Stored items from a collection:
+ + + +

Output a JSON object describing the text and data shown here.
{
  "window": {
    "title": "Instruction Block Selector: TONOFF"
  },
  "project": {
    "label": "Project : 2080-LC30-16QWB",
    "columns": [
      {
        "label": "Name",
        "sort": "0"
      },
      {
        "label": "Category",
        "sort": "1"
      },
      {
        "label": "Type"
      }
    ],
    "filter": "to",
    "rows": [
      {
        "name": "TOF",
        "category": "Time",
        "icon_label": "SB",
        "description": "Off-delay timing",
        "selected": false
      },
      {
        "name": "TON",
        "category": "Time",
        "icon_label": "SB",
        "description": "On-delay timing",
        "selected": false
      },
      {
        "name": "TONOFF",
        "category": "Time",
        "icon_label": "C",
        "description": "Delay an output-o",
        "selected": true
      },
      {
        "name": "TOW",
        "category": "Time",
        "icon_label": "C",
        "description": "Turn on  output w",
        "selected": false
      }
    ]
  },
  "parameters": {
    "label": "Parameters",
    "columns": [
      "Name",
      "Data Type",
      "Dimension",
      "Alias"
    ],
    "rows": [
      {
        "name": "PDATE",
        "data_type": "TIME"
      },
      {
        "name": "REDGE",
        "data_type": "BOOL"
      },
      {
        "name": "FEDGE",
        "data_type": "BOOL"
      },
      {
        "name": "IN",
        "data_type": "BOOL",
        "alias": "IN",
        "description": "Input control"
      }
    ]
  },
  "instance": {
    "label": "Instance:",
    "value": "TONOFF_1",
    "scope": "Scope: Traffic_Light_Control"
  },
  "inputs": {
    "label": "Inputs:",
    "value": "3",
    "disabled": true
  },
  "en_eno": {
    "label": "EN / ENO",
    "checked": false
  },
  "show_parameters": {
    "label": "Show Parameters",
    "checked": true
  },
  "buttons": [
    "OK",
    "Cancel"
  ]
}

+ + + +

● EXERCISE REQUIREMENTS
Extract each entry in full, exactly as given.

● ANSWER TO THE TASK
Output a JSON object describing the text and data shown here.
{
  "window": {
    "title": "Instruction Block Selector: TONOFF"
  },
  "project": {
    "label": "Project : 2080-LC30-16QWB",
    "columns": [
      {
        "label": "Name",
        "sort": "0"
      },
      {
        "label": "Category",
        "sort": "1"
      },
      {
        "label": "Type"
      }
    ],
    "filter": "to",
    "rows": [
      {
        "name": "TOF",
        "category": "Time",
        "icon_label": "SB",
        "description": "Off-delay timing",
        "selected": false
      },
      {
        "name": "TON",
        "category": "Time",
        "icon_label": "SB",
        "description": "On-delay timing",
        "selected": false
      },
      {
        "name": "TONOFF",
        "category": "Time",
        "icon_label": "C",
        "description": "Delay an output-o",
        "selected": true
      },
      {
        "name": "TOW",
        "category": "Time",
        "icon_label": "C",
        "description": "Turn on  output w",
        "selected": false
      }
    ]
  },
  "parameters": {
    "label": "Parameters",
    "columns": [
      "Name",
      "Data Type",
      "Dimension",
      "Alias"
    ],
    "rows": [
      {
        "name": "PDATE",
        "data_type": "TIME"
      },
      {
        "name": "REDGE",
        "data_type": "BOOL"
      },
      {
        "name": "FEDGE",
        "data_type": "BOOL"
      },
      {
        "name": "IN",
        "data_type": "BOOL",
        "alias": "IN",
        "description": "Input control"
      }
    ]
  },
  "instance": {
    "label": "Instance:",
    "value": "TONOFF_1",
    "scope": "Scope: Traffic_Light_Control"
  },
  "inputs": {
    "label": "Inputs:",
    "value": "3",
    "disabled": true
  },
  "en_eno": {
    "label": "EN / ENO",
    "checked": false
  },
  "show_parameters": {
    "label": "Show Parameters",
    "checked": true
  },
  "buttons": [
    "OK",
    "Cancel"
  ]
}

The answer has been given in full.